BEGIN Records for this exercise
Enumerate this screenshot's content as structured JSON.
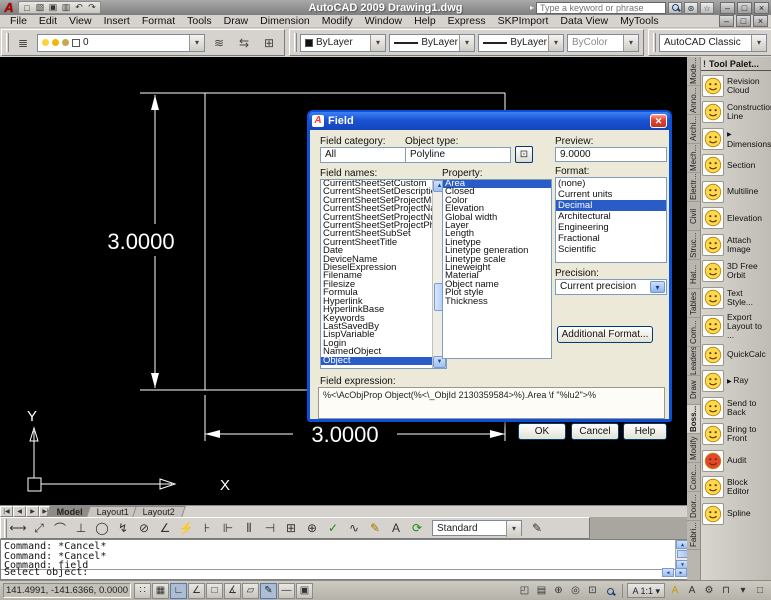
{
  "window": {
    "title": "AutoCAD 2009 Drawing1.dwg",
    "search_placeholder": "Type a keyword or phrase"
  },
  "icons": {
    "autocad_logo": "A",
    "quick_access": [
      "□",
      "▧",
      "▣",
      "▥",
      "↶",
      "↷"
    ],
    "search_arrow": "▸",
    "comm_center": "⊛",
    "favorites": "☆",
    "win_min": "–",
    "win_restore": "□",
    "win_close": "×",
    "doc_min": "–",
    "doc_restore": "□",
    "doc_close": "×",
    "select_object": "⊡",
    "palette_grip": "!",
    "tab_nav": [
      "|◀",
      "◀",
      "▶",
      "▶|"
    ],
    "layer_manager": "≣"
  },
  "menus": [
    "File",
    "Edit",
    "View",
    "Insert",
    "Format",
    "Tools",
    "Draw",
    "Dimension",
    "Modify",
    "Window",
    "Help",
    "Express",
    "SKPImport",
    "Data View",
    "MyTools"
  ],
  "layer_toolbar": {
    "layer_value": "0"
  },
  "properties_toolbar": {
    "color": "ByLayer",
    "linetype": "ByLayer",
    "lineweight": "ByLayer",
    "plot_style": "ByColor"
  },
  "workspace_toolbar": {
    "workspace": "AutoCAD Classic"
  },
  "canvas": {
    "dim_vertical": "3.0000",
    "dim_horizontal": "3.0000",
    "ucs_x": "X",
    "ucs_y": "Y"
  },
  "dialog": {
    "title": "Field",
    "category_label": "Field category:",
    "category_value": "All",
    "names_label": "Field names:",
    "names": [
      {
        "label": "CurrentSheetSetCustom"
      },
      {
        "label": "CurrentSheetSetDescription"
      },
      {
        "label": "CurrentSheetSetProjectMilestone"
      },
      {
        "label": "CurrentSheetSetProjectName"
      },
      {
        "label": "CurrentSheetSetProjectNumber"
      },
      {
        "label": "CurrentSheetSetProjectPhase"
      },
      {
        "label": "CurrentSheetSubSet"
      },
      {
        "label": "CurrentSheetTitle"
      },
      {
        "label": "Date"
      },
      {
        "label": "DeviceName"
      },
      {
        "label": "DieselExpression"
      },
      {
        "label": "Filename"
      },
      {
        "label": "Filesize"
      },
      {
        "label": "Formula"
      },
      {
        "label": "Hyperlink"
      },
      {
        "label": "HyperlinkBase"
      },
      {
        "label": "Keywords"
      },
      {
        "label": "LastSavedBy"
      },
      {
        "label": "LispVariable"
      },
      {
        "label": "Login"
      },
      {
        "label": "NamedObject"
      },
      {
        "label": "Object",
        "selected": true
      }
    ],
    "object_type_label": "Object type:",
    "object_type_value": "Polyline",
    "property_label": "Property:",
    "properties": [
      {
        "label": "Area",
        "selected": true
      },
      {
        "label": "Closed"
      },
      {
        "label": "Color"
      },
      {
        "label": "Elevation"
      },
      {
        "label": "Global width"
      },
      {
        "label": "Layer"
      },
      {
        "label": "Length"
      },
      {
        "label": "Linetype"
      },
      {
        "label": "Linetype generation"
      },
      {
        "label": "Linetype scale"
      },
      {
        "label": "Lineweight"
      },
      {
        "label": "Material"
      },
      {
        "label": "Object name"
      },
      {
        "label": "Plot style"
      },
      {
        "label": "Thickness"
      }
    ],
    "preview_label": "Preview:",
    "preview_value": "9.0000",
    "format_label": "Format:",
    "formats": [
      {
        "label": "(none)"
      },
      {
        "label": "Current units"
      },
      {
        "label": "Decimal",
        "selected": true
      },
      {
        "label": "Architectural"
      },
      {
        "label": "Engineering"
      },
      {
        "label": "Fractional"
      },
      {
        "label": "Scientific"
      }
    ],
    "precision_label": "Precision:",
    "precision_value": "Current precision",
    "additional_format": "Additional Format...",
    "expression_label": "Field expression:",
    "expression": "%<\\AcObjProp Object(%<\\_ObjId 2130359584>%).Area \\f \"%lu2\">%",
    "ok": "OK",
    "cancel": "Cancel",
    "help": "Help"
  },
  "palette": {
    "title": "Tool Palet...",
    "tabs": [
      {
        "label": "Mode..."
      },
      {
        "label": "Anno..."
      },
      {
        "label": "Archi..."
      },
      {
        "label": "Mech..."
      },
      {
        "label": "Electr..."
      },
      {
        "label": "Civil"
      },
      {
        "label": "Struc..."
      },
      {
        "label": "Hat..."
      },
      {
        "label": "Tables"
      },
      {
        "label": "Com..."
      },
      {
        "label": "Leaders"
      },
      {
        "label": "Draw"
      },
      {
        "label": "Boss...",
        "selected": true
      },
      {
        "label": "Modify"
      },
      {
        "label": "Conc..."
      },
      {
        "label": "Door..."
      },
      {
        "label": "Fabri..."
      }
    ],
    "items": [
      {
        "label": "Revision Cloud"
      },
      {
        "label": "Construction Line"
      },
      {
        "label": "Dimensions",
        "flyout": true
      },
      {
        "label": "Section"
      },
      {
        "label": "Multiline"
      },
      {
        "label": "Elevation"
      },
      {
        "label": "Attach Image"
      },
      {
        "label": "3D Free Orbit"
      },
      {
        "label": "Text Style..."
      },
      {
        "label": "Export Layout to ..."
      },
      {
        "label": "QuickCalc"
      },
      {
        "label": "Ray",
        "flyout": true
      },
      {
        "label": "Send to Back"
      },
      {
        "label": "Bring to Front"
      },
      {
        "label": "Audit",
        "face": "#e8452c"
      },
      {
        "label": "Block Editor"
      },
      {
        "label": "Spline"
      }
    ]
  },
  "model_tabs": [
    {
      "label": "Model",
      "selected": true
    },
    {
      "label": "Layout1"
    },
    {
      "label": "Layout2"
    }
  ],
  "dim_toolbar": {
    "style": "Standard",
    "icons": [
      {
        "g": "⟷"
      },
      {
        "g": "⤢"
      },
      {
        "g": "⌒"
      },
      {
        "g": "⊥"
      },
      {
        "g": "◯"
      },
      {
        "g": "↯"
      },
      {
        "g": "⊘"
      },
      {
        "g": "∠"
      },
      {
        "g": "⚡",
        "tint": "#c89600"
      },
      {
        "g": "⊦"
      },
      {
        "g": "⊩"
      },
      {
        "g": "⫴"
      },
      {
        "g": "⊣"
      },
      {
        "g": "⊞"
      },
      {
        "g": "⊕"
      },
      {
        "g": "✓",
        "tint": "#1a8a1a"
      },
      {
        "g": "∿"
      },
      {
        "g": "✎",
        "tint": "#a07800"
      },
      {
        "g": "A"
      },
      {
        "g": "⟳",
        "tint": "#1a8a1a"
      }
    ],
    "style_icon": "✎"
  },
  "command": {
    "lines": [
      "Command: *Cancel*",
      "Command: *Cancel*",
      "Command: field"
    ],
    "prompt": "Select object:"
  },
  "status": {
    "coords": "141.4991, -141.6366, 0.0000",
    "toggles": [
      {
        "g": "∷"
      },
      {
        "g": "▦"
      },
      {
        "g": "∟",
        "selected": true
      },
      {
        "g": "∠"
      },
      {
        "g": "□"
      },
      {
        "g": "∡"
      },
      {
        "g": "▱"
      },
      {
        "g": "✎",
        "selected": true
      },
      {
        "g": "—"
      },
      {
        "g": "▣"
      }
    ],
    "right_icons": [
      {
        "g": "◰"
      },
      {
        "g": "▤"
      },
      {
        "g": "⊕"
      },
      {
        "g": "◎"
      },
      {
        "g": "⊡"
      }
    ],
    "scale": "A 1:1 ▾",
    "right_icons2": [
      {
        "g": "A",
        "tint": "#c89600"
      },
      {
        "g": "A"
      },
      {
        "g": "⚙"
      },
      {
        "g": "⊓"
      },
      {
        "g": "▾"
      },
      {
        "g": "□"
      }
    ]
  }
}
END Records for this exercise
### [Task description]
Strip the images and reproduce the remaining records precisely.

### [Completed exercise]
Enumerate this screenshot's content as structured JSON.
{
  "window": {
    "title": "AutoCAD 2009 Drawing1.dwg",
    "search_placeholder": "Type a keyword or phrase"
  },
  "icons": {
    "autocad_logo": "A",
    "quick_access": [
      "□",
      "▧",
      "▣",
      "▥",
      "↶",
      "↷"
    ],
    "search_arrow": "▸",
    "comm_center": "⊛",
    "favorites": "☆",
    "win_min": "–",
    "win_restore": "□",
    "win_close": "×",
    "doc_min": "–",
    "doc_restore": "□",
    "doc_close": "×",
    "select_object": "⊡",
    "palette_grip": "!",
    "tab_nav": [
      "|◀",
      "◀",
      "▶",
      "▶|"
    ],
    "layer_manager": "≣"
  },
  "menus": [
    "File",
    "Edit",
    "View",
    "Insert",
    "Format",
    "Tools",
    "Draw",
    "Dimension",
    "Modify",
    "Window",
    "Help",
    "Express",
    "SKPImport",
    "Data View",
    "MyTools"
  ],
  "layer_toolbar": {
    "layer_value": "0"
  },
  "properties_toolbar": {
    "color": "ByLayer",
    "linetype": "ByLayer",
    "lineweight": "ByLayer",
    "plot_style": "ByColor"
  },
  "workspace_toolbar": {
    "workspace": "AutoCAD Classic"
  },
  "canvas": {
    "dim_vertical": "3.0000",
    "dim_horizontal": "3.0000",
    "ucs_x": "X",
    "ucs_y": "Y"
  },
  "dialog": {
    "title": "Field",
    "category_label": "Field category:",
    "category_value": "All",
    "names_label": "Field names:",
    "names": [
      {
        "label": "CurrentSheetSetCustom"
      },
      {
        "label": "CurrentSheetSetDescription"
      },
      {
        "label": "CurrentSheetSetProjectMilestone"
      },
      {
        "label": "CurrentSheetSetProjectName"
      },
      {
        "label": "CurrentSheetSetProjectNumber"
      },
      {
        "label": "CurrentSheetSetProjectPhase"
      },
      {
        "label": "CurrentSheetSubSet"
      },
      {
        "label": "CurrentSheetTitle"
      },
      {
        "label": "Date"
      },
      {
        "label": "DeviceName"
      },
      {
        "label": "DieselExpression"
      },
      {
        "label": "Filename"
      },
      {
        "label": "Filesize"
      },
      {
        "label": "Formula"
      },
      {
        "label": "Hyperlink"
      },
      {
        "label": "HyperlinkBase"
      },
      {
        "label": "Keywords"
      },
      {
        "label": "LastSavedBy"
      },
      {
        "label": "LispVariable"
      },
      {
        "label": "Login"
      },
      {
        "label": "NamedObject"
      },
      {
        "label": "Object",
        "selected": true
      }
    ],
    "object_type_label": "Object type:",
    "object_type_value": "Polyline",
    "property_label": "Property:",
    "properties": [
      {
        "label": "Area",
        "selected": true
      },
      {
        "label": "Closed"
      },
      {
        "label": "Color"
      },
      {
        "label": "Elevation"
      },
      {
        "label": "Global width"
      },
      {
        "label": "Layer"
      },
      {
        "label": "Length"
      },
      {
        "label": "Linetype"
      },
      {
        "label": "Linetype generation"
      },
      {
        "label": "Linetype scale"
      },
      {
        "label": "Lineweight"
      },
      {
        "label": "Material"
      },
      {
        "label": "Object name"
      },
      {
        "label": "Plot style"
      },
      {
        "label": "Thickness"
      }
    ],
    "preview_label": "Preview:",
    "preview_value": "9.0000",
    "format_label": "Format:",
    "formats": [
      {
        "label": "(none)"
      },
      {
        "label": "Current units"
      },
      {
        "label": "Decimal",
        "selected": true
      },
      {
        "label": "Architectural"
      },
      {
        "label": "Engineering"
      },
      {
        "label": "Fractional"
      },
      {
        "label": "Scientific"
      }
    ],
    "precision_label": "Precision:",
    "precision_value": "Current precision",
    "additional_format": "Additional Format...",
    "expression_label": "Field expression:",
    "expression": "%<\\AcObjProp Object(%<\\_ObjId 2130359584>%).Area \\f \"%lu2\">%",
    "ok": "OK",
    "cancel": "Cancel",
    "help": "Help"
  },
  "palette": {
    "title": "Tool Palet...",
    "tabs": [
      {
        "label": "Mode..."
      },
      {
        "label": "Anno..."
      },
      {
        "label": "Archi..."
      },
      {
        "label": "Mech..."
      },
      {
        "label": "Electr..."
      },
      {
        "label": "Civil"
      },
      {
        "label": "Struc..."
      },
      {
        "label": "Hat..."
      },
      {
        "label": "Tables"
      },
      {
        "label": "Com..."
      },
      {
        "label": "Leaders"
      },
      {
        "label": "Draw"
      },
      {
        "label": "Boss...",
        "selected": true
      },
      {
        "label": "Modify"
      },
      {
        "label": "Conc..."
      },
      {
        "label": "Door..."
      },
      {
        "label": "Fabri..."
      }
    ],
    "items": [
      {
        "label": "Revision Cloud"
      },
      {
        "label": "Construction Line"
      },
      {
        "label": "Dimensions",
        "flyout": true
      },
      {
        "label": "Section"
      },
      {
        "label": "Multiline"
      },
      {
        "label": "Elevation"
      },
      {
        "label": "Attach Image"
      },
      {
        "label": "3D Free Orbit"
      },
      {
        "label": "Text Style..."
      },
      {
        "label": "Export Layout to ..."
      },
      {
        "label": "QuickCalc"
      },
      {
        "label": "Ray",
        "flyout": true
      },
      {
        "label": "Send to Back"
      },
      {
        "label": "Bring to Front"
      },
      {
        "label": "Audit",
        "face": "#e8452c"
      },
      {
        "label": "Block Editor"
      },
      {
        "label": "Spline"
      }
    ]
  },
  "model_tabs": [
    {
      "label": "Model",
      "selected": true
    },
    {
      "label": "Layout1"
    },
    {
      "label": "Layout2"
    }
  ],
  "dim_toolbar": {
    "style": "Standard",
    "icons": [
      {
        "g": "⟷"
      },
      {
        "g": "⤢"
      },
      {
        "g": "⌒"
      },
      {
        "g": "⊥"
      },
      {
        "g": "◯"
      },
      {
        "g": "↯"
      },
      {
        "g": "⊘"
      },
      {
        "g": "∠"
      },
      {
        "g": "⚡",
        "tint": "#c89600"
      },
      {
        "g": "⊦"
      },
      {
        "g": "⊩"
      },
      {
        "g": "⫴"
      },
      {
        "g": "⊣"
      },
      {
        "g": "⊞"
      },
      {
        "g": "⊕"
      },
      {
        "g": "✓",
        "tint": "#1a8a1a"
      },
      {
        "g": "∿"
      },
      {
        "g": "✎",
        "tint": "#a07800"
      },
      {
        "g": "A"
      },
      {
        "g": "⟳",
        "tint": "#1a8a1a"
      }
    ],
    "style_icon": "✎"
  },
  "command": {
    "lines": [
      "Command: *Cancel*",
      "Command: *Cancel*",
      "Command: field"
    ],
    "prompt": "Select object:"
  },
  "status": {
    "coords": "141.4991, -141.6366, 0.0000",
    "toggles": [
      {
        "g": "∷"
      },
      {
        "g": "▦"
      },
      {
        "g": "∟",
        "selected": true
      },
      {
        "g": "∠"
      },
      {
        "g": "□"
      },
      {
        "g": "∡"
      },
      {
        "g": "▱"
      },
      {
        "g": "✎",
        "selected": true
      },
      {
        "g": "—"
      },
      {
        "g": "▣"
      }
    ],
    "right_icons": [
      {
        "g": "◰"
      },
      {
        "g": "▤"
      },
      {
        "g": "⊕"
      },
      {
        "g": "◎"
      },
      {
        "g": "⊡"
      }
    ],
    "scale": "A 1:1 ▾",
    "right_icons2": [
      {
        "g": "A",
        "tint": "#c89600"
      },
      {
        "g": "A"
      },
      {
        "g": "⚙"
      },
      {
        "g": "⊓"
      },
      {
        "g": "▾"
      },
      {
        "g": "□"
      }
    ]
  }
}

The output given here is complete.